> _AVAILABLE DATA_
--------------------
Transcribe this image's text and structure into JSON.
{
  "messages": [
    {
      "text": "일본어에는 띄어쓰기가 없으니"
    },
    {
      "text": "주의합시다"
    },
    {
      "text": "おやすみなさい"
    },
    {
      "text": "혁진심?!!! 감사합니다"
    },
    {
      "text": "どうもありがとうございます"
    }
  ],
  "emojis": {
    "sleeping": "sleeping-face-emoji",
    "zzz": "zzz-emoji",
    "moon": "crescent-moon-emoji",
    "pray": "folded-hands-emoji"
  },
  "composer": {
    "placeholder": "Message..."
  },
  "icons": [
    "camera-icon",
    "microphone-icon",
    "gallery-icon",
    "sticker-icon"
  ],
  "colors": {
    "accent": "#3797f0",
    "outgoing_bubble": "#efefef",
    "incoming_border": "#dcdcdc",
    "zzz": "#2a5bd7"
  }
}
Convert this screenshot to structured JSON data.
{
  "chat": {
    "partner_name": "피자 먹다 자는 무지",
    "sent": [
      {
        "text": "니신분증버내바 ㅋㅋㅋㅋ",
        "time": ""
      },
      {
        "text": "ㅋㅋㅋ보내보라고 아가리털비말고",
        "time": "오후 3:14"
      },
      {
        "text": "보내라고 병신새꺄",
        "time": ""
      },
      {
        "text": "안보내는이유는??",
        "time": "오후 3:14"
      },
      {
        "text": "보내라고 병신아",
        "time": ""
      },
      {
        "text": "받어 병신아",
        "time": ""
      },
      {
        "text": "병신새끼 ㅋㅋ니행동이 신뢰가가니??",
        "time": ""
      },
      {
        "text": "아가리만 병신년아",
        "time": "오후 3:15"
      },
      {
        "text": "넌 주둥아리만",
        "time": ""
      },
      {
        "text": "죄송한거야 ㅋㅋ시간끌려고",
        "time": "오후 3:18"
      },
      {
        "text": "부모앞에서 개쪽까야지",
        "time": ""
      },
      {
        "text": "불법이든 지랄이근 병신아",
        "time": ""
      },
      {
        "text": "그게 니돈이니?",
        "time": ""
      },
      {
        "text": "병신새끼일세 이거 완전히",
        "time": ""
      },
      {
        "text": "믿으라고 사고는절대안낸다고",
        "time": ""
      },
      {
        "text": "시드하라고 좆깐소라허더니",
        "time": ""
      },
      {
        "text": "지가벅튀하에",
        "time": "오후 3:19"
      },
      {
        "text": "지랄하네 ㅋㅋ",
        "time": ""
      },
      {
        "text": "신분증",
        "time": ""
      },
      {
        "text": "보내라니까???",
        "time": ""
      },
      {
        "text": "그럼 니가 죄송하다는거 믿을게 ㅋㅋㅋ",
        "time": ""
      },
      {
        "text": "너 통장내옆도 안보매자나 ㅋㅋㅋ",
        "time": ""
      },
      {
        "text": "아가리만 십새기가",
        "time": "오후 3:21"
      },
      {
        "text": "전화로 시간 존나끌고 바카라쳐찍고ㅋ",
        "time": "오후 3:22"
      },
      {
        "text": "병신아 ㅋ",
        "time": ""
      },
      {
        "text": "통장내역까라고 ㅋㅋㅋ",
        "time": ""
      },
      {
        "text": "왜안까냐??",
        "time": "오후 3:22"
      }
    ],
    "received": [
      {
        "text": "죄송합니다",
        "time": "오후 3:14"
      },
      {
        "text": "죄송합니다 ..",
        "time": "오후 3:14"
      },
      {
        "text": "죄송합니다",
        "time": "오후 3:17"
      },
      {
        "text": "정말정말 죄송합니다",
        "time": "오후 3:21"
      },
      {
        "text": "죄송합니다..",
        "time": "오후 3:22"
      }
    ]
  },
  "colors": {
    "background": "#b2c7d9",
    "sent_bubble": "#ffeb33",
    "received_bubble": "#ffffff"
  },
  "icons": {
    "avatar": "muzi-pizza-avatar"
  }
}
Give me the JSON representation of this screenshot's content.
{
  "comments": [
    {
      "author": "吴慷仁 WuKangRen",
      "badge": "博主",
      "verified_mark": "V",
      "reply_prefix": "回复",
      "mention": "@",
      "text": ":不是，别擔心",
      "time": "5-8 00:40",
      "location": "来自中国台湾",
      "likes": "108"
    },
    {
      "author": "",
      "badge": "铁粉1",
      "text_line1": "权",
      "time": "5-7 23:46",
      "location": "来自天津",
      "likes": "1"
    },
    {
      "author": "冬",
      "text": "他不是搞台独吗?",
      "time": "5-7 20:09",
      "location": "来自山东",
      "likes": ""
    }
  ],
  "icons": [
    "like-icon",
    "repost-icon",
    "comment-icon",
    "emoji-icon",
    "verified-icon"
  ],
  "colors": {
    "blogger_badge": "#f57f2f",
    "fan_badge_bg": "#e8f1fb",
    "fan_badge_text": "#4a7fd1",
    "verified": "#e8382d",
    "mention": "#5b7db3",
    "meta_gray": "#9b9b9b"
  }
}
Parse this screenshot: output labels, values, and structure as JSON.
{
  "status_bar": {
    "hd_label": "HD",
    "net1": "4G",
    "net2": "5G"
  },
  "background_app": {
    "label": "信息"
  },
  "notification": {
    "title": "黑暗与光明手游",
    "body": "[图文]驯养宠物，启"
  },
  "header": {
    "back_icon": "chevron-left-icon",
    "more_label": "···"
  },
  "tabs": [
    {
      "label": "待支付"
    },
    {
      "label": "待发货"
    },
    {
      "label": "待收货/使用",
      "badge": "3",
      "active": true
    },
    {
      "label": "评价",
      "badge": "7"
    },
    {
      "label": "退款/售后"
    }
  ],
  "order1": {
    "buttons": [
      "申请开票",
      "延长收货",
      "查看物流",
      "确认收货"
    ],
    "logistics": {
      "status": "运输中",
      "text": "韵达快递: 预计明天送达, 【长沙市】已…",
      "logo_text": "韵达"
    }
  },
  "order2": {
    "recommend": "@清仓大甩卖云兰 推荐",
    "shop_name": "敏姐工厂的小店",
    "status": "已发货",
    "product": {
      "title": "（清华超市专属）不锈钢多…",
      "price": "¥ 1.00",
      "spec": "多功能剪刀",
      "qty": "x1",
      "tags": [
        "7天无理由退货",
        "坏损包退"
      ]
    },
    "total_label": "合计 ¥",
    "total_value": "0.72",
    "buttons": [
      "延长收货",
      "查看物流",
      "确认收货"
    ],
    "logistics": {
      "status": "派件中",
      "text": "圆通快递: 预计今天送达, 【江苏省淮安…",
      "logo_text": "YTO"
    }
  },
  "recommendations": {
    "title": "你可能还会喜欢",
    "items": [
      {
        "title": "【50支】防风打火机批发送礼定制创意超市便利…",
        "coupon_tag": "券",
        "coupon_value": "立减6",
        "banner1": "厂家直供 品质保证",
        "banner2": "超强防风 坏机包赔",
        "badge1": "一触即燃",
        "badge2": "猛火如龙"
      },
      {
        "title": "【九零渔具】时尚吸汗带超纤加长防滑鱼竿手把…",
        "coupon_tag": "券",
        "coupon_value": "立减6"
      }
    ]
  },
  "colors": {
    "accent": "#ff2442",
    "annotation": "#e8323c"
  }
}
--------------------
Locate all lines holding the word "author", then copy them out.

> _WORKED ANSWER_
      "author": "吴慷仁 WuKangRen",
      "author": "",
      "author": "冬",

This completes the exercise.